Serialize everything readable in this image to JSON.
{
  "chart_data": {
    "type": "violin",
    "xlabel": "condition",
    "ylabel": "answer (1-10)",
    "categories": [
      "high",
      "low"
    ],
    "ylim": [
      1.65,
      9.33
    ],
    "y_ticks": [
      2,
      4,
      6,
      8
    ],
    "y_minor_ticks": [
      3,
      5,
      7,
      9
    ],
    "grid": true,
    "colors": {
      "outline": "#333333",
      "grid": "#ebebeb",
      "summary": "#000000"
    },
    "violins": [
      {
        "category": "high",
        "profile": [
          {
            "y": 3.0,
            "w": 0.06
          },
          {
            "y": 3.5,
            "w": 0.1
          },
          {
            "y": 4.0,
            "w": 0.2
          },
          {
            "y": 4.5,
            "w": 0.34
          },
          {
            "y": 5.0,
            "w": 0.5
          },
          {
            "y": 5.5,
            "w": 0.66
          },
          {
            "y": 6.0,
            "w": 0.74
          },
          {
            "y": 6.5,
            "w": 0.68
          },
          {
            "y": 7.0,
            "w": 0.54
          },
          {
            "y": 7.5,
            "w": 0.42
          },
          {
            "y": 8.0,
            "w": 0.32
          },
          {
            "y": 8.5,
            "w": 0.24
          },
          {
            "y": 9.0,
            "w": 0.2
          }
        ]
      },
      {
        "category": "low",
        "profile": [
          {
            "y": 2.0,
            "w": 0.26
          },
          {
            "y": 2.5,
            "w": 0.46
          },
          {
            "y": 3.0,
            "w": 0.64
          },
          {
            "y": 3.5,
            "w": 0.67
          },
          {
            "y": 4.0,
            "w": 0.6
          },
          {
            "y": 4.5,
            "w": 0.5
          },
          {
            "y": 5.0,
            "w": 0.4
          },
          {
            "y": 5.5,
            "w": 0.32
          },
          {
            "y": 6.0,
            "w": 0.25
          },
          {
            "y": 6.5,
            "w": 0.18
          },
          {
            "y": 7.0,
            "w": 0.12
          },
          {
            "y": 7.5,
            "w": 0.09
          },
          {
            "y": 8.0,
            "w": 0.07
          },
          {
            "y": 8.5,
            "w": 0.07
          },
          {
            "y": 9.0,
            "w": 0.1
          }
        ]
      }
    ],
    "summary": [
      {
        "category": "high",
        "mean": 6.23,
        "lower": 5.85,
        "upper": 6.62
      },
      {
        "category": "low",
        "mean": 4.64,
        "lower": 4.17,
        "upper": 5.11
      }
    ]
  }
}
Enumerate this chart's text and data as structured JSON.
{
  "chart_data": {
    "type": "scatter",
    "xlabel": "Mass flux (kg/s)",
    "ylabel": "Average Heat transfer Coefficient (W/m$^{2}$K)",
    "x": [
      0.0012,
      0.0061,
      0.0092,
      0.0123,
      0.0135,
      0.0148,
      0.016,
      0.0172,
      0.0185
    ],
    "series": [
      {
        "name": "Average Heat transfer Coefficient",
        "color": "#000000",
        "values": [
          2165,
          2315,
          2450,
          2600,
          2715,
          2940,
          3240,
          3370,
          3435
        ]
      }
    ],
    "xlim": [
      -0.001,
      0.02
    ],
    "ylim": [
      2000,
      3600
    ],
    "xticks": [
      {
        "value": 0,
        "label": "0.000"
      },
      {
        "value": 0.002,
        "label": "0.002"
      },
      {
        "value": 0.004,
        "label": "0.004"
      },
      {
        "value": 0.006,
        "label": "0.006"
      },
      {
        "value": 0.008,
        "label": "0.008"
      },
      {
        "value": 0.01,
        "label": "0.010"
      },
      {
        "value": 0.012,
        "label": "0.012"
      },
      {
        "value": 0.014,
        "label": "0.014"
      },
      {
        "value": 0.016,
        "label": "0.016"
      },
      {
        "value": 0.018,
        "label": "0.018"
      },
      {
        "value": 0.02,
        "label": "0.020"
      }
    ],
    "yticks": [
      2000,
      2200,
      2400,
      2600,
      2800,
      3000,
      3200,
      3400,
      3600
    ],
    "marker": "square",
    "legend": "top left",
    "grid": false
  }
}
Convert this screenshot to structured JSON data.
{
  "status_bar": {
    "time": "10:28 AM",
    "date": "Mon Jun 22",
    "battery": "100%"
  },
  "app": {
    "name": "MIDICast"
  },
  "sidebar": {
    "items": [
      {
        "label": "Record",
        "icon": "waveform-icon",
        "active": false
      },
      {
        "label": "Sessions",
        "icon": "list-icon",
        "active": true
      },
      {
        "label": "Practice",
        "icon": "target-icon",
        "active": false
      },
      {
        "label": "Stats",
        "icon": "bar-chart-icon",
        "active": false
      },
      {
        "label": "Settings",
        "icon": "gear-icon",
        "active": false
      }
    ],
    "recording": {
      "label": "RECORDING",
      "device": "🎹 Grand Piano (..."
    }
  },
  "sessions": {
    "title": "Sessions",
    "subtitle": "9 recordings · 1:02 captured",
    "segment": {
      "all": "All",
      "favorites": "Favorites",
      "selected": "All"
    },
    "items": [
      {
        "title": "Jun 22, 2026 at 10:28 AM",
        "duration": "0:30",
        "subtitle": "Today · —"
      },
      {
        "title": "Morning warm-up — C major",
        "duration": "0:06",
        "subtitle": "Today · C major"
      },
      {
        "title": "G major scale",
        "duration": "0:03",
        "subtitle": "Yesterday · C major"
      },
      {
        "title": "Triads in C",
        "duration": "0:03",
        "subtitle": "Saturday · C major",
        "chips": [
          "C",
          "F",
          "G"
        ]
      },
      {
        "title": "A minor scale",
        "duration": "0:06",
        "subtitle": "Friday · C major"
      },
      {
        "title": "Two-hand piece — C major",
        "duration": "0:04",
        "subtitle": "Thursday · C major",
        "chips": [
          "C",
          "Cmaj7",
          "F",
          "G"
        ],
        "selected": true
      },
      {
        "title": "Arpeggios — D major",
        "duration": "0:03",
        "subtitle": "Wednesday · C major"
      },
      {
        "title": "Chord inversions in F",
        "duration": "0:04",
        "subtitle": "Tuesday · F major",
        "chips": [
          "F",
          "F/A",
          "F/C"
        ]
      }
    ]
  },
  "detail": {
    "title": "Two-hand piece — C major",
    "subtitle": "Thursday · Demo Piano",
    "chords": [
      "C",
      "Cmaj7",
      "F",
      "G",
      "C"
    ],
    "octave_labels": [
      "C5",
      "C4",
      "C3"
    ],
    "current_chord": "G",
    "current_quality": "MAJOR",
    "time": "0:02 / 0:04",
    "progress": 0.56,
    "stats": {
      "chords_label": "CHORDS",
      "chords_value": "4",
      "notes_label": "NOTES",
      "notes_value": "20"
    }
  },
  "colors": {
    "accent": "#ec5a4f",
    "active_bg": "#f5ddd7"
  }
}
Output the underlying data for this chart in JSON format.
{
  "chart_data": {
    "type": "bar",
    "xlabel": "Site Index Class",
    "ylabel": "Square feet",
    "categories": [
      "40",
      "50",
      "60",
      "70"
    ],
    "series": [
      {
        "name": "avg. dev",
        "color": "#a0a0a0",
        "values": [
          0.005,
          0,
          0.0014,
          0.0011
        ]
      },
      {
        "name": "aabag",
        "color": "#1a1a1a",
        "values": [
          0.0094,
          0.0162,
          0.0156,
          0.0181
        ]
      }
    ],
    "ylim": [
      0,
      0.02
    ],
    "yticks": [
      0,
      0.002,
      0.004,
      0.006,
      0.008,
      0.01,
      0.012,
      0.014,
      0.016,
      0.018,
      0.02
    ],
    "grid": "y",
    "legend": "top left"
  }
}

★ ★ ★ ★

Short problem: Count each line where the string "this" occurs, and write only the number.

Exercise solution: 4